%%

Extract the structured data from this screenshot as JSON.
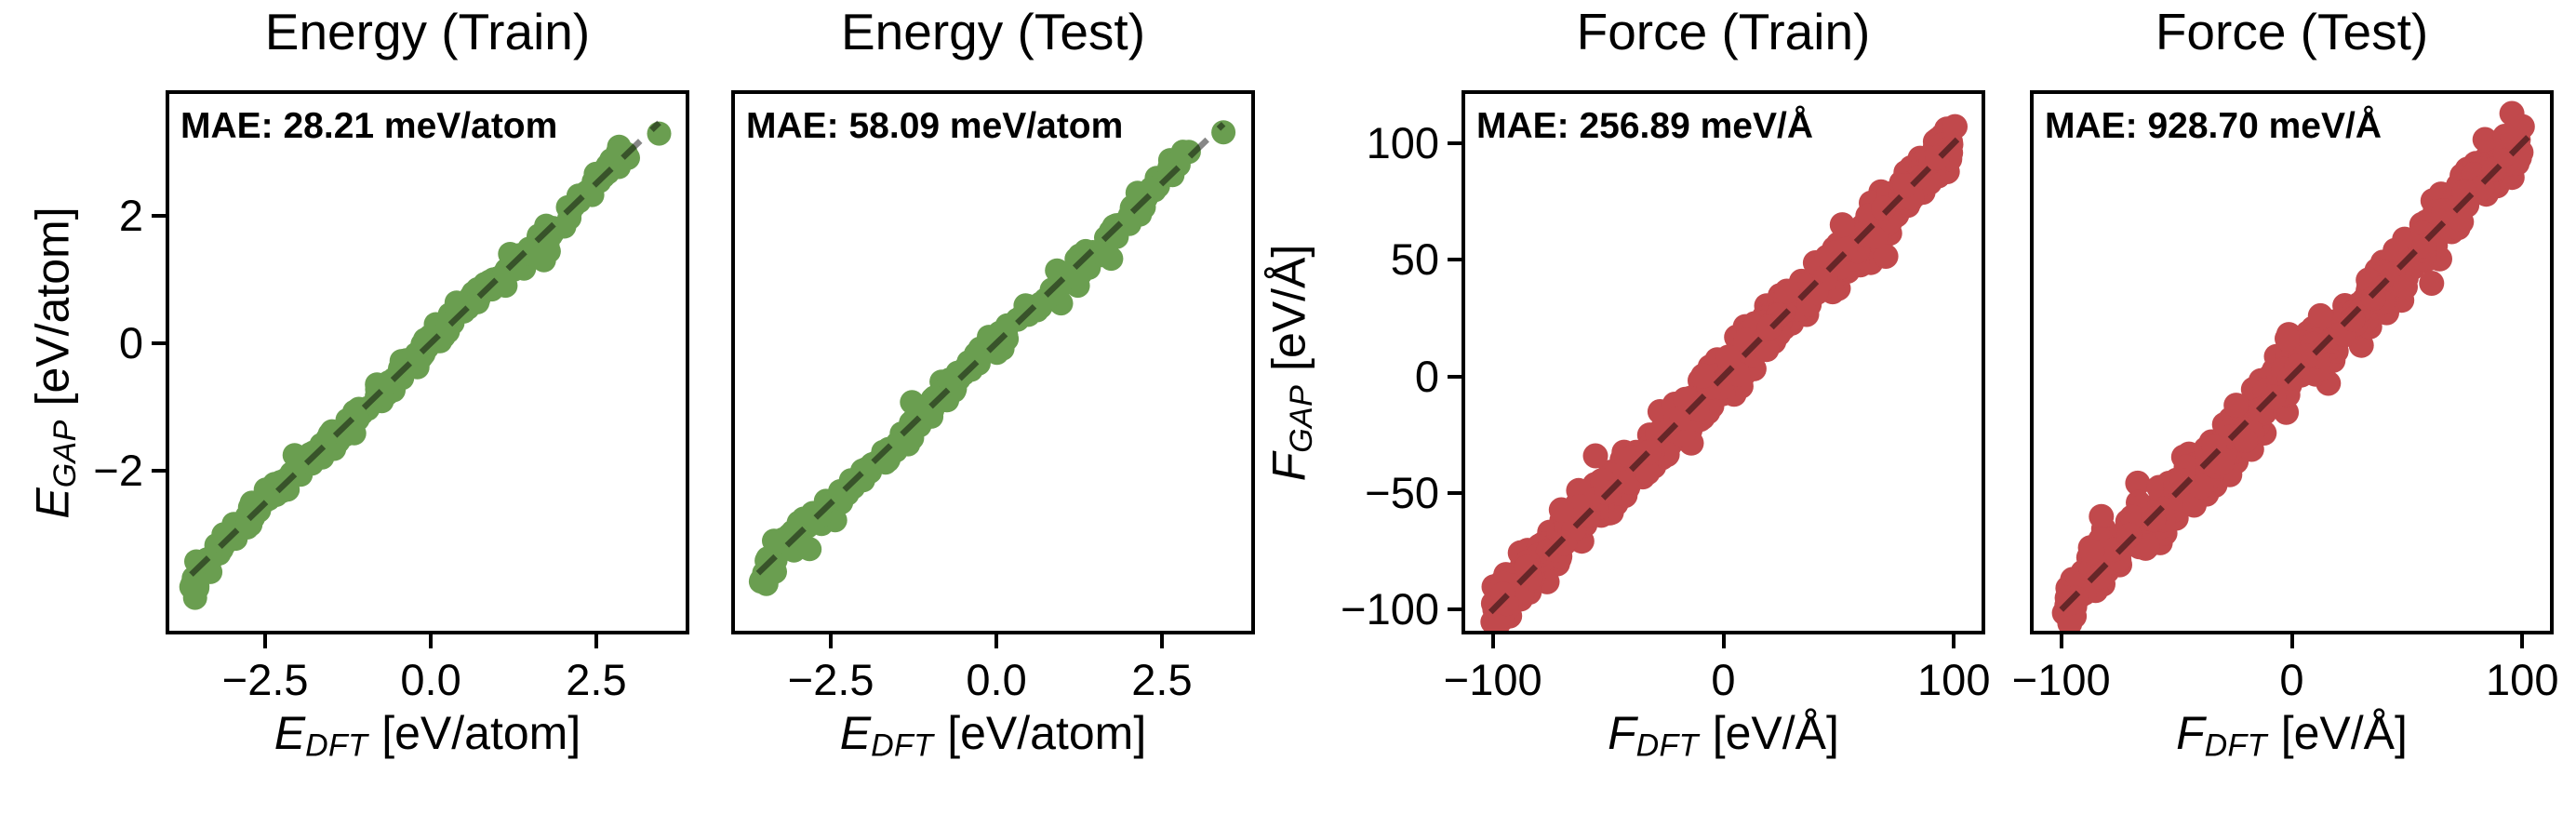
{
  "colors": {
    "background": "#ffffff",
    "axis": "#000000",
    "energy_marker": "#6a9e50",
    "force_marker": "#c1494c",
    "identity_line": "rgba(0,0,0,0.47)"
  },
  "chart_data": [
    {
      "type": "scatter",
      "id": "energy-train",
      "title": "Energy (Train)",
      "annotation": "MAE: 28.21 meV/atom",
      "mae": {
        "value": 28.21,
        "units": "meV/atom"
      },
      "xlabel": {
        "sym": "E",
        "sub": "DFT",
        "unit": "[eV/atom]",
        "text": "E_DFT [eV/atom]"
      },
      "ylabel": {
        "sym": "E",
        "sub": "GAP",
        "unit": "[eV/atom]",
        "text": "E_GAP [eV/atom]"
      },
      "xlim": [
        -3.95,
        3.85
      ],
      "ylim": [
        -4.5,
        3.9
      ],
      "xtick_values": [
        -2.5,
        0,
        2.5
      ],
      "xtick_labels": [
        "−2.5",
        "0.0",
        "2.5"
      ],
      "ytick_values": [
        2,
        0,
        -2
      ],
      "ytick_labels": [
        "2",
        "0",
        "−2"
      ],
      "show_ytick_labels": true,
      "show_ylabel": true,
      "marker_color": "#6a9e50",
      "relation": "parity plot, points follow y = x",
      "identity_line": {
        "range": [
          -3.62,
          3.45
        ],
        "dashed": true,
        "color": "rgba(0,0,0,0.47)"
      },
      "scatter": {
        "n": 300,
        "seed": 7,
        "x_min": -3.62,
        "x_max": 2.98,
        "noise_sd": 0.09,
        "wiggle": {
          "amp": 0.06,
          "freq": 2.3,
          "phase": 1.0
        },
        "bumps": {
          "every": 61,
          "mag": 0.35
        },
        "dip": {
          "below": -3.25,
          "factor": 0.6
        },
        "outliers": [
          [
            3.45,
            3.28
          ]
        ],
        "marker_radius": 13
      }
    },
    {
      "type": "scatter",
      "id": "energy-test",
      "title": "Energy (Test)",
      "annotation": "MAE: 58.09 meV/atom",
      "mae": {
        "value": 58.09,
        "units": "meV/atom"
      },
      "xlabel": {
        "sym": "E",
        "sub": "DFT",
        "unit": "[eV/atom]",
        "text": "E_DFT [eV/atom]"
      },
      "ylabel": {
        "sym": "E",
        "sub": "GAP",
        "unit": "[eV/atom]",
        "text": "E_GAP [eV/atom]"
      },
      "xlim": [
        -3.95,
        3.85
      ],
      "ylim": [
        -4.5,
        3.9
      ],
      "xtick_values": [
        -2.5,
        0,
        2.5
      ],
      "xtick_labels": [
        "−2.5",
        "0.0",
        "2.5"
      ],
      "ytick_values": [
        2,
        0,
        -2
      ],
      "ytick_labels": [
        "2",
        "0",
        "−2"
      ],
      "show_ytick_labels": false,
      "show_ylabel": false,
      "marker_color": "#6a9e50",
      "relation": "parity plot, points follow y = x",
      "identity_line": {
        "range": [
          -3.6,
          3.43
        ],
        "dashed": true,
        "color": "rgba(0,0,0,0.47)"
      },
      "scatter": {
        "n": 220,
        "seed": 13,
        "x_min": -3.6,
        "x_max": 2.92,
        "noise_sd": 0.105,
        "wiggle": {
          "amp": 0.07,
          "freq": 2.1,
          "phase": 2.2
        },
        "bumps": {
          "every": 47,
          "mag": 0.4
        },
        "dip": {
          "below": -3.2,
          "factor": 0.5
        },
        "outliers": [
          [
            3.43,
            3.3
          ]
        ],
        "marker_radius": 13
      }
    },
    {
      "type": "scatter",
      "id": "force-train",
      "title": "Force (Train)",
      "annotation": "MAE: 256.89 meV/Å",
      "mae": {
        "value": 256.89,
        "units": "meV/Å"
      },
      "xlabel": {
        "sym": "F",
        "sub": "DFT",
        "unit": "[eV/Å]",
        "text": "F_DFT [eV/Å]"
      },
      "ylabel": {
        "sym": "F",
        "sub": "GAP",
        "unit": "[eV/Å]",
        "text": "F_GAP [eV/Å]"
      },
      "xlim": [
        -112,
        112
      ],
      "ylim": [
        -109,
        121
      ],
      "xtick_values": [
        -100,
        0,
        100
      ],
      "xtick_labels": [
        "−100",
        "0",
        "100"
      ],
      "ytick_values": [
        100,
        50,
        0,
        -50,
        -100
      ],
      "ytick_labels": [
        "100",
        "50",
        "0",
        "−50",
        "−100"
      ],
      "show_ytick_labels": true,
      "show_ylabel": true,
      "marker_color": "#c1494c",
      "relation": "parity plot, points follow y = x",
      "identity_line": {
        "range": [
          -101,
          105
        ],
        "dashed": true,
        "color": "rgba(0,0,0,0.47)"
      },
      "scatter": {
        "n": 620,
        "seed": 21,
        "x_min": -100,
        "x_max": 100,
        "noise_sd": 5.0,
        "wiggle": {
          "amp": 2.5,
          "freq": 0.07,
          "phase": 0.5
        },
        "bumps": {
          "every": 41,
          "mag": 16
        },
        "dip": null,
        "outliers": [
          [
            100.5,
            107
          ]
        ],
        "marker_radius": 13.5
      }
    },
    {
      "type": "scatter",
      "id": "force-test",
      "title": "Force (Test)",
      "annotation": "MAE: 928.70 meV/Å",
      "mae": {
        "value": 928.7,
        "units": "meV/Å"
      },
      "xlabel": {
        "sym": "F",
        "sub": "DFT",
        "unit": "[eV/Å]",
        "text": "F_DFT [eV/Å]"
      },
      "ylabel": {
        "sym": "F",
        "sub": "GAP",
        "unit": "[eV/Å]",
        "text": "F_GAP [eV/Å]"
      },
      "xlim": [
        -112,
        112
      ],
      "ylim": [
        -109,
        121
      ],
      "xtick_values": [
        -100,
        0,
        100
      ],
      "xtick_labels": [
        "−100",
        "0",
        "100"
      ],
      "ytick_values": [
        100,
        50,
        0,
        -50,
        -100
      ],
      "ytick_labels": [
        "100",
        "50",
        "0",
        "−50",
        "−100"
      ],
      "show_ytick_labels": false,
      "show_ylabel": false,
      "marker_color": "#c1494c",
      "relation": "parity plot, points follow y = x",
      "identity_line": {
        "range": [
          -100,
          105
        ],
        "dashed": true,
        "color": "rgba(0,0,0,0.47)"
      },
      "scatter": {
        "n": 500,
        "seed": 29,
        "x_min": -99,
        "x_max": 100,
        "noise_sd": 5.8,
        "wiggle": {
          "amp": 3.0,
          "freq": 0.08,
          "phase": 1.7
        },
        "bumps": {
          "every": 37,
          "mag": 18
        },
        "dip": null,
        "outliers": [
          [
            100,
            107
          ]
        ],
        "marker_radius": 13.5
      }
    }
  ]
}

%%

▶ [Stated goal]: Using the data above, print every line exactly, omitting pictures.

▶ [Final answer]:
Extract the structured data from this screenshot as JSON.
{
  "colors": {
    "background": "#ffffff",
    "axis": "#000000",
    "energy_marker": "#6a9e50",
    "force_marker": "#c1494c",
    "identity_line": "rgba(0,0,0,0.47)"
  },
  "chart_data": [
    {
      "type": "scatter",
      "id": "energy-train",
      "title": "Energy (Train)",
      "annotation": "MAE: 28.21 meV/atom",
      "mae": {
        "value": 28.21,
        "units": "meV/atom"
      },
      "xlabel": {
        "sym": "E",
        "sub": "DFT",
        "unit": "[eV/atom]",
        "text": "E_DFT [eV/atom]"
      },
      "ylabel": {
        "sym": "E",
        "sub": "GAP",
        "unit": "[eV/atom]",
        "text": "E_GAP [eV/atom]"
      },
      "xlim": [
        -3.95,
        3.85
      ],
      "ylim": [
        -4.5,
        3.9
      ],
      "xtick_values": [
        -2.5,
        0,
        2.5
      ],
      "xtick_labels": [
        "−2.5",
        "0.0",
        "2.5"
      ],
      "ytick_values": [
        2,
        0,
        -2
      ],
      "ytick_labels": [
        "2",
        "0",
        "−2"
      ],
      "show_ytick_labels": true,
      "show_ylabel": true,
      "marker_color": "#6a9e50",
      "relation": "parity plot, points follow y = x",
      "identity_line": {
        "range": [
          -3.62,
          3.45
        ],
        "dashed": true,
        "color": "rgba(0,0,0,0.47)"
      },
      "scatter": {
        "n": 300,
        "seed": 7,
        "x_min": -3.62,
        "x_max": 2.98,
        "noise_sd": 0.09,
        "wiggle": {
          "amp": 0.06,
          "freq": 2.3,
          "phase": 1.0
        },
        "bumps": {
          "every": 61,
          "mag": 0.35
        },
        "dip": {
          "below": -3.25,
          "factor": 0.6
        },
        "outliers": [
          [
            3.45,
            3.28
          ]
        ],
        "marker_radius": 13
      }
    },
    {
      "type": "scatter",
      "id": "energy-test",
      "title": "Energy (Test)",
      "annotation": "MAE: 58.09 meV/atom",
      "mae": {
        "value": 58.09,
        "units": "meV/atom"
      },
      "xlabel": {
        "sym": "E",
        "sub": "DFT",
        "unit": "[eV/atom]",
        "text": "E_DFT [eV/atom]"
      },
      "ylabel": {
        "sym": "E",
        "sub": "GAP",
        "unit": "[eV/atom]",
        "text": "E_GAP [eV/atom]"
      },
      "xlim": [
        -3.95,
        3.85
      ],
      "ylim": [
        -4.5,
        3.9
      ],
      "xtick_values": [
        -2.5,
        0,
        2.5
      ],
      "xtick_labels": [
        "−2.5",
        "0.0",
        "2.5"
      ],
      "ytick_values": [
        2,
        0,
        -2
      ],
      "ytick_labels": [
        "2",
        "0",
        "−2"
      ],
      "show_ytick_labels": false,
      "show_ylabel": false,
      "marker_color": "#6a9e50",
      "relation": "parity plot, points follow y = x",
      "identity_line": {
        "range": [
          -3.6,
          3.43
        ],
        "dashed": true,
        "color": "rgba(0,0,0,0.47)"
      },
      "scatter": {
        "n": 220,
        "seed": 13,
        "x_min": -3.6,
        "x_max": 2.92,
        "noise_sd": 0.105,
        "wiggle": {
          "amp": 0.07,
          "freq": 2.1,
          "phase": 2.2
        },
        "bumps": {
          "every": 47,
          "mag": 0.4
        },
        "dip": {
          "below": -3.2,
          "factor": 0.5
        },
        "outliers": [
          [
            3.43,
            3.3
          ]
        ],
        "marker_radius": 13
      }
    },
    {
      "type": "scatter",
      "id": "force-train",
      "title": "Force (Train)",
      "annotation": "MAE: 256.89 meV/Å",
      "mae": {
        "value": 256.89,
        "units": "meV/Å"
      },
      "xlabel": {
        "sym": "F",
        "sub": "DFT",
        "unit": "[eV/Å]",
        "text": "F_DFT [eV/Å]"
      },
      "ylabel": {
        "sym": "F",
        "sub": "GAP",
        "unit": "[eV/Å]",
        "text": "F_GAP [eV/Å]"
      },
      "xlim": [
        -112,
        112
      ],
      "ylim": [
        -109,
        121
      ],
      "xtick_values": [
        -100,
        0,
        100
      ],
      "xtick_labels": [
        "−100",
        "0",
        "100"
      ],
      "ytick_values": [
        100,
        50,
        0,
        -50,
        -100
      ],
      "ytick_labels": [
        "100",
        "50",
        "0",
        "−50",
        "−100"
      ],
      "show_ytick_labels": true,
      "show_ylabel": true,
      "marker_color": "#c1494c",
      "relation": "parity plot, points follow y = x",
      "identity_line": {
        "range": [
          -101,
          105
        ],
        "dashed": true,
        "color": "rgba(0,0,0,0.47)"
      },
      "scatter": {
        "n": 620,
        "seed": 21,
        "x_min": -100,
        "x_max": 100,
        "noise_sd": 5.0,
        "wiggle": {
          "amp": 2.5,
          "freq": 0.07,
          "phase": 0.5
        },
        "bumps": {
          "every": 41,
          "mag": 16
        },
        "dip": null,
        "outliers": [
          [
            100.5,
            107
          ]
        ],
        "marker_radius": 13.5
      }
    },
    {
      "type": "scatter",
      "id": "force-test",
      "title": "Force (Test)",
      "annotation": "MAE: 928.70 meV/Å",
      "mae": {
        "value": 928.7,
        "units": "meV/Å"
      },
      "xlabel": {
        "sym": "F",
        "sub": "DFT",
        "unit": "[eV/Å]",
        "text": "F_DFT [eV/Å]"
      },
      "ylabel": {
        "sym": "F",
        "sub": "GAP",
        "unit": "[eV/Å]",
        "text": "F_GAP [eV/Å]"
      },
      "xlim": [
        -112,
        112
      ],
      "ylim": [
        -109,
        121
      ],
      "xtick_values": [
        -100,
        0,
        100
      ],
      "xtick_labels": [
        "−100",
        "0",
        "100"
      ],
      "ytick_values": [
        100,
        50,
        0,
        -50,
        -100
      ],
      "ytick_labels": [
        "100",
        "50",
        "0",
        "−50",
        "−100"
      ],
      "show_ytick_labels": false,
      "show_ylabel": false,
      "marker_color": "#c1494c",
      "relation": "parity plot, points follow y = x",
      "identity_line": {
        "range": [
          -100,
          105
        ],
        "dashed": true,
        "color": "rgba(0,0,0,0.47)"
      },
      "scatter": {
        "n": 500,
        "seed": 29,
        "x_min": -99,
        "x_max": 100,
        "noise_sd": 5.8,
        "wiggle": {
          "amp": 3.0,
          "freq": 0.08,
          "phase": 1.7
        },
        "bumps": {
          "every": 37,
          "mag": 18
        },
        "dip": null,
        "outliers": [
          [
            100,
            107
          ]
        ],
        "marker_radius": 13.5
      }
    }
  ]
}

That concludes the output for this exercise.